Image element box records
* Start *

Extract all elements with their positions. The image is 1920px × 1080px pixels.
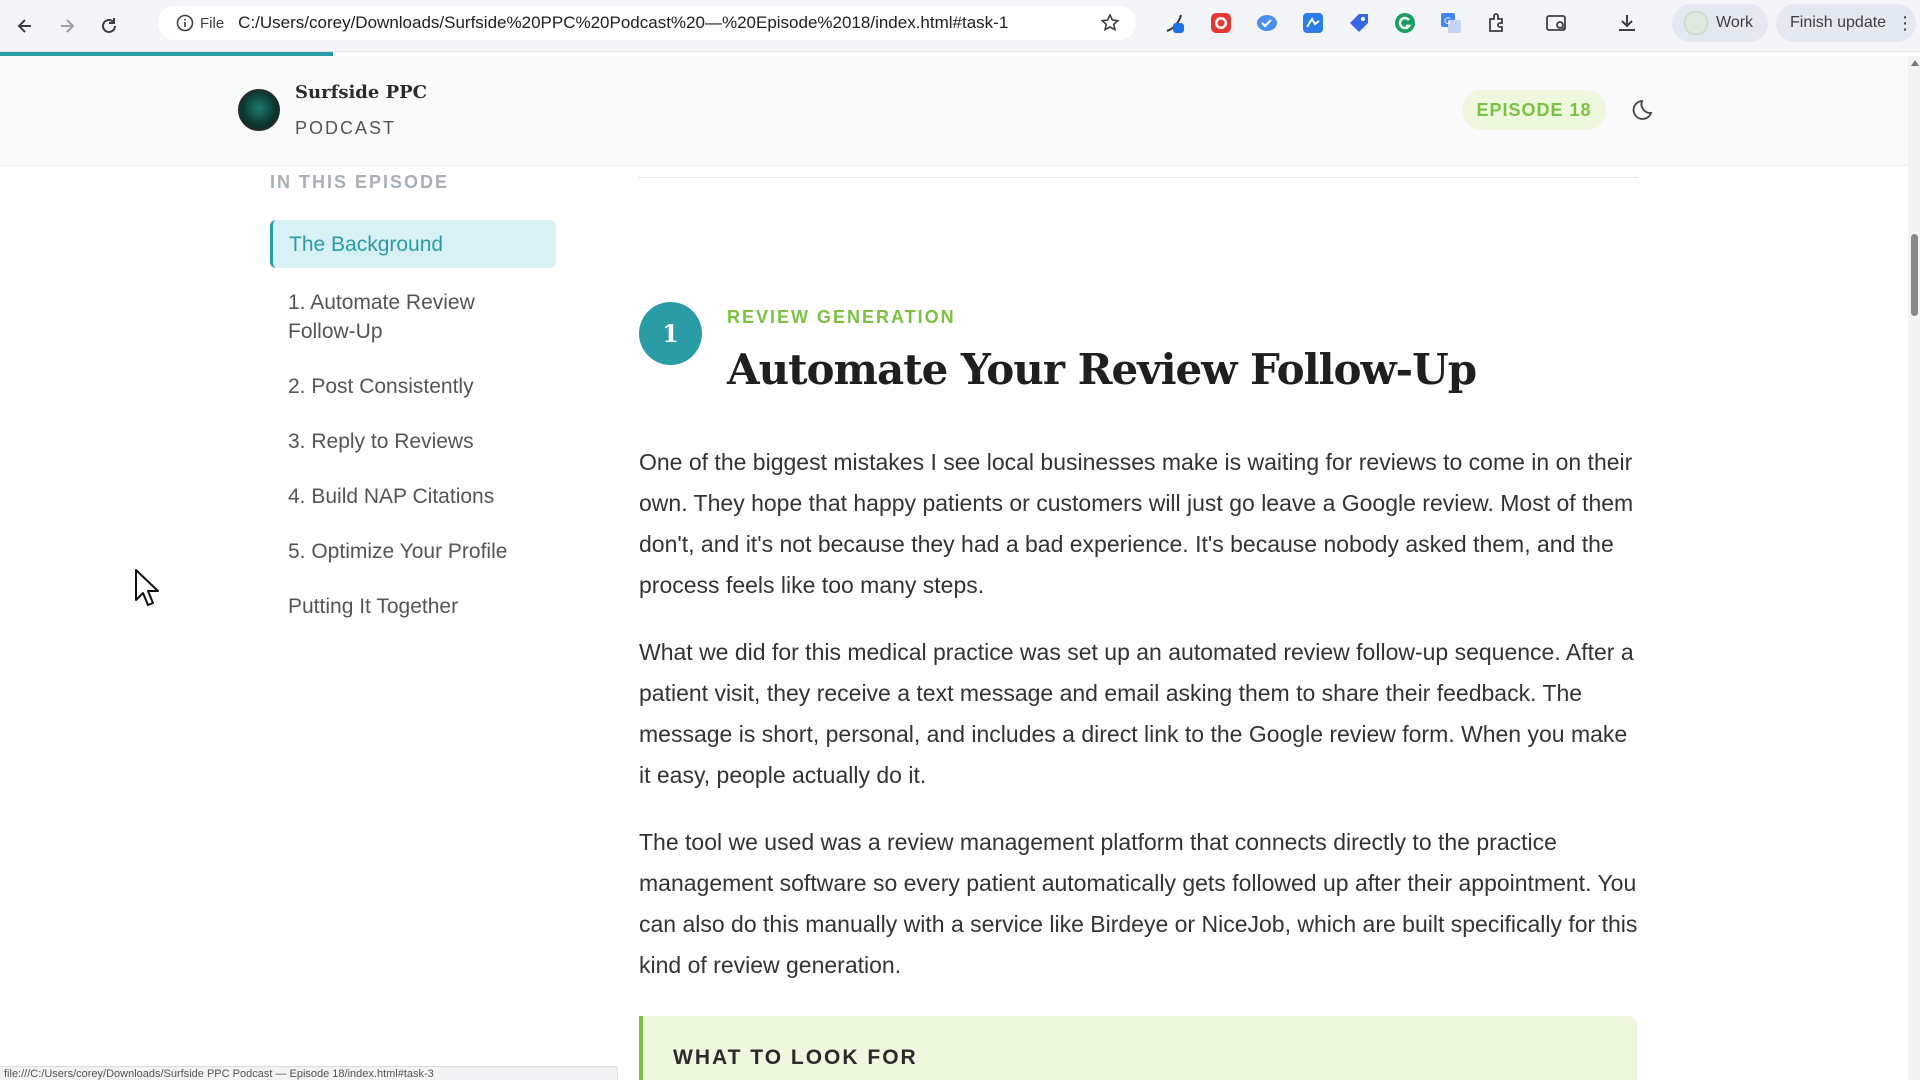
toc-item-post-consistently[interactable]: 2. Post Consistently bbox=[270, 372, 556, 401]
brand-subtitle: PODCAST bbox=[295, 118, 397, 138]
site-info-button[interactable]: File bbox=[168, 10, 232, 36]
download-icon[interactable] bbox=[1612, 8, 1642, 38]
blue-square-icon[interactable] bbox=[1298, 8, 1328, 38]
profile-button[interactable]: Work bbox=[1672, 4, 1768, 42]
callout-box: WHAT TO LOOK FOR bbox=[639, 1016, 1637, 1080]
toc-item-nap-citations[interactable]: 4. Build NAP Citations bbox=[270, 482, 556, 511]
blue-check-icon[interactable] bbox=[1252, 8, 1282, 38]
toc-heading: IN THIS EPISODE bbox=[270, 172, 450, 192]
reload-icon[interactable] bbox=[92, 9, 126, 43]
forward-icon[interactable] bbox=[50, 9, 84, 43]
callout-title: WHAT TO LOOK FOR bbox=[673, 1046, 918, 1069]
article-paragraph: What we did for this medical practice wa… bbox=[639, 639, 1634, 788]
address-bar[interactable]: File C:/Users/corey/Downloads/Surfside%2… bbox=[158, 6, 1136, 40]
scroll-up-icon[interactable] bbox=[1911, 60, 1919, 66]
page-scrollbar[interactable] bbox=[1908, 56, 1920, 1080]
article-paragraph: One of the biggest mistakes I see local … bbox=[639, 449, 1634, 598]
browser-toolbar: File C:/Users/corey/Downloads/Surfside%2… bbox=[0, 0, 1920, 52]
tag-icon[interactable] bbox=[1344, 8, 1374, 38]
finish-update-button[interactable]: Finish update ⋮ bbox=[1776, 4, 1916, 42]
article-paragraph: The tool we used was a review management… bbox=[639, 829, 1638, 978]
toc-item-background[interactable]: The Background bbox=[270, 220, 556, 268]
toc-item-reply-to-reviews[interactable]: 3. Reply to Reviews bbox=[270, 427, 556, 456]
table-of-contents: The Background 1. Automate Review Follow… bbox=[270, 220, 556, 621]
moon-icon[interactable] bbox=[1630, 94, 1660, 124]
profile-label: Work bbox=[1716, 14, 1754, 31]
scrollbar-thumb[interactable] bbox=[1911, 234, 1918, 316]
grammarly-icon[interactable] bbox=[1390, 8, 1420, 38]
brand-name[interactable]: Surfside PPC bbox=[295, 82, 427, 103]
info-icon bbox=[176, 14, 194, 32]
section-number-badge: 1 bbox=[639, 302, 702, 365]
puzzle-icon[interactable] bbox=[1482, 8, 1512, 38]
bookmark-star-icon[interactable] bbox=[1100, 13, 1120, 33]
podcast-logo[interactable] bbox=[238, 89, 280, 131]
back-icon[interactable] bbox=[8, 9, 42, 43]
mouse-pointer-icon bbox=[135, 569, 159, 606]
svg-text:G: G bbox=[1444, 17, 1451, 27]
link-status-bar: file:///C:/Users/corey/Downloads/Surfsid… bbox=[0, 1066, 618, 1080]
toc-item-putting-together[interactable]: Putting It Together bbox=[270, 592, 556, 621]
update-label: Finish update bbox=[1790, 14, 1887, 31]
toc-item-automate-review[interactable]: 1. Automate Review Follow-Up bbox=[270, 288, 556, 346]
reader-mode-icon[interactable] bbox=[1542, 8, 1572, 38]
red-record-icon[interactable] bbox=[1206, 8, 1236, 38]
url-text[interactable]: C:/Users/corey/Downloads/Surfside%20PPC%… bbox=[238, 13, 1008, 33]
episode-badge: EPISODE 18 bbox=[1462, 90, 1606, 130]
section-title: Automate Your Review Follow-Up bbox=[727, 345, 1477, 394]
feather-extension-icon[interactable] bbox=[1160, 8, 1190, 38]
avatar bbox=[1684, 11, 1708, 35]
more-menu-icon[interactable]: ⋮ bbox=[1896, 13, 1914, 34]
site-header: Surfside PPC PODCAST EPISODE 18 bbox=[0, 56, 1908, 166]
toc-item-optimize-profile[interactable]: 5. Optimize Your Profile bbox=[270, 537, 556, 566]
site-info-label: File bbox=[200, 14, 225, 32]
extensions-row: G bbox=[1160, 8, 1642, 38]
section-divider bbox=[638, 177, 1638, 178]
translate-icon[interactable]: G bbox=[1436, 8, 1466, 38]
section-kicker: REVIEW GENERATION bbox=[727, 307, 956, 327]
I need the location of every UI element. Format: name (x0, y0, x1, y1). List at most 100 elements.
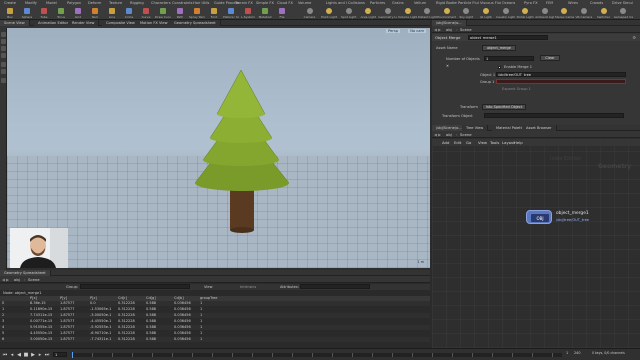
playhead[interactable] (72, 352, 73, 358)
params-path-obj[interactable]: obj (446, 26, 452, 33)
shelf-tab-right[interactable]: Wires (568, 1, 578, 6)
shelf-tool-button[interactable]: Grid (70, 8, 86, 19)
shelf-tab-right[interactable]: Lights and Cameras (326, 1, 347, 6)
handle-tool-icon[interactable] (1, 62, 6, 67)
shelf-tab[interactable]: Hair Utils (193, 1, 209, 6)
network-menu-item[interactable]: Layout (502, 139, 515, 146)
shelf-tab-right[interactable]: Vellum (414, 1, 426, 6)
move-tool-icon[interactable] (1, 39, 6, 44)
shelf-tool-button[interactable]: Spray Paint (189, 8, 205, 19)
light-tool-button[interactable]: Point Light (320, 8, 339, 19)
params-path-scene[interactable]: Scene (460, 26, 472, 33)
shelf-tool-button[interactable]: File (274, 8, 290, 19)
table-row[interactable]: 0 8.36e-15 1.87577 0.0 0.312228 0.588 0.036456… (0, 301, 430, 306)
shelf-tab[interactable]: Characters (151, 1, 171, 6)
clear-button[interactable]: Clear (540, 55, 560, 61)
jump-end-icon[interactable]: ⏭ (44, 352, 50, 358)
light-tool-button[interactable]: Camera (300, 8, 319, 19)
table-row[interactable]: 5 4.45550e-15 1.87577 -6.90710e-1 0.312228 0.… (0, 331, 430, 336)
shelf-tool-button[interactable]: Tube (36, 8, 52, 19)
view-label[interactable]: View (204, 284, 213, 290)
shelf-tab[interactable]: Volume (298, 1, 311, 6)
timeline-scrubber[interactable] (72, 352, 562, 358)
timeline-start[interactable]: 1 (566, 351, 568, 355)
shelf-tool-button[interactable]: Torus (53, 8, 69, 19)
node-name-field[interactable]: object_merge1 (468, 35, 548, 40)
shelf-tab-right[interactable]: Pyro FX (524, 1, 538, 6)
shelf-tool-button[interactable]: Font (206, 8, 222, 19)
viewport-3d[interactable]: Persp No cam 1 m (7, 28, 430, 268)
light-tool-button[interactable]: Area Light (359, 8, 378, 19)
shelf-tab[interactable]: Texture (109, 1, 122, 6)
table-row[interactable]: 3 0.00771e-15 1.87577 -4.45550e-1 0.312228 0.… (0, 319, 430, 324)
select-tool-icon[interactable] (1, 32, 6, 37)
sheet-path-obj[interactable]: obj (14, 276, 20, 283)
shelf-tab-right[interactable]: Viscous Fluids (480, 1, 501, 6)
light-tool-button[interactable]: Environment Light (437, 8, 456, 19)
enable-merge-checkbox[interactable] (498, 66, 501, 69)
table-row[interactable]: 1 0.11690e-15 1.87577 -1.53065e-1 0.312228 0.… (0, 307, 430, 312)
shelf-tool-button[interactable]: Path (172, 8, 188, 19)
num-objects-field[interactable]: 1 (484, 56, 534, 61)
shelf-tab-right[interactable]: Particles (370, 1, 385, 6)
node-name-label[interactable]: object_merge1 (556, 211, 589, 216)
shelf-tab[interactable]: Constraints (172, 1, 193, 6)
light-tool-button[interactable]: Volume Light (398, 8, 417, 19)
shelf-tab[interactable]: Rigging (130, 1, 144, 6)
light-tool-button[interactable]: Geometry Light (378, 8, 397, 19)
network-menu-item[interactable]: Help (514, 139, 523, 146)
shelf-tool-button[interactable]: Metaball (257, 8, 273, 19)
light-tool-button[interactable]: Spot Light (339, 8, 358, 19)
network-path-obj[interactable]: obj (446, 131, 452, 138)
shelf-tab-right[interactable]: Oceans (502, 1, 515, 6)
shelf-tool-button[interactable]: Box (2, 8, 18, 19)
shelf-tab-right[interactable]: FEM (546, 1, 553, 6)
shelf-tab-right[interactable]: Collisions (348, 1, 365, 6)
network-menu-item[interactable]: View (478, 139, 487, 146)
shelf-tab-right[interactable]: Crowds (590, 1, 603, 6)
shelf-tab[interactable]: Modify (25, 1, 37, 6)
remove-entry-icon[interactable]: ✕ (446, 64, 449, 68)
view-tool-icon[interactable] (1, 78, 6, 83)
shelf-tool-button[interactable]: Platonic Solids (223, 8, 239, 19)
light-tool-button[interactable]: Portal Light (516, 8, 535, 19)
step-back-icon[interactable]: ◂ (9, 352, 15, 358)
network-menu-item[interactable]: Tools (490, 139, 499, 146)
stop-icon[interactable]: ■ (23, 352, 29, 358)
shelf-tool-button[interactable]: Curve (138, 8, 154, 19)
shelf-tab-right[interactable]: Drive Simulation (612, 1, 633, 6)
sheet-path-scene[interactable]: Scene (28, 276, 40, 283)
attributes-field[interactable] (300, 284, 370, 289)
shelf-tool-button[interactable]: Draw Curve (155, 8, 171, 19)
object-merge-node[interactable]: OBJ (526, 210, 552, 224)
table-row[interactable]: 4 5.91555e-15 1.87577 -5.92555e-1 0.312228 0.… (0, 325, 430, 330)
transform-object-field[interactable] (484, 113, 624, 118)
table-row[interactable]: 2 7.74311e-15 1.87577 -3.00050e-1 0.312228 0.… (0, 313, 430, 318)
jump-start-icon[interactable]: ⏮ (2, 352, 8, 358)
shelf-tab[interactable]: Create (4, 1, 16, 6)
shelf-tab[interactable]: Model (46, 1, 57, 6)
step-forward-icon[interactable]: ▸ (37, 352, 43, 358)
light-tool-button[interactable]: Ambient Light (535, 8, 554, 19)
light-tool-button[interactable]: Switcher (594, 8, 613, 19)
shelf-tab[interactable]: Terrain FX (235, 1, 253, 6)
asset-name-button[interactable]: object_merge (482, 45, 516, 51)
gear-icon[interactable]: ⚙ (632, 34, 636, 41)
shelf-tool-button[interactable]: L-System (240, 8, 256, 19)
shelf-tab-right[interactable]: Particle Fluids (458, 1, 479, 6)
light-tool-button[interactable]: VR Camera (574, 8, 593, 19)
shelf-tab[interactable]: Simple FX (256, 1, 274, 6)
network-menu-item[interactable]: Go (466, 139, 471, 146)
light-tool-button[interactable]: Gamepad Camera (614, 8, 633, 19)
network-menu-item[interactable]: Edit (454, 139, 461, 146)
shelf-tab-right[interactable]: Rigid Bodies (436, 1, 457, 6)
shelf-tool-button[interactable]: Line (104, 8, 120, 19)
light-tool-button[interactable]: GI Light (476, 8, 495, 19)
shelf-tool-button[interactable]: Null (87, 8, 103, 19)
group-field[interactable] (80, 284, 190, 289)
group1-field[interactable] (496, 79, 626, 84)
pose-tool-icon[interactable] (1, 69, 6, 74)
table-row[interactable]: 6 3.00050e-15 1.87577 -7.74311e-1 0.312228 0.… (0, 337, 430, 342)
network-menu-item[interactable]: Add (442, 139, 449, 146)
light-tool-button[interactable]: Sky Light (457, 8, 476, 19)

* End *

WHAT TO WORK ON:
Repeat the part of the records that opens with the line containing "toc-item-post-consistently[interactable]: 2. Post" and closes with the line containing "profile-button[interactable]: Work bbox=[1672, 4, 1768, 42]", with both of those lines included.

RESULT:
toc-item-post-consistently[interactable]: 2. Post Consistently bbox=[270, 372, 556, 401]
brand-subtitle: PODCAST bbox=[295, 118, 397, 138]
site-info-button[interactable]: File bbox=[168, 10, 232, 36]
download-icon[interactable] bbox=[1612, 8, 1642, 38]
blue-square-icon[interactable] bbox=[1298, 8, 1328, 38]
profile-button[interactable]: Work bbox=[1672, 4, 1768, 42]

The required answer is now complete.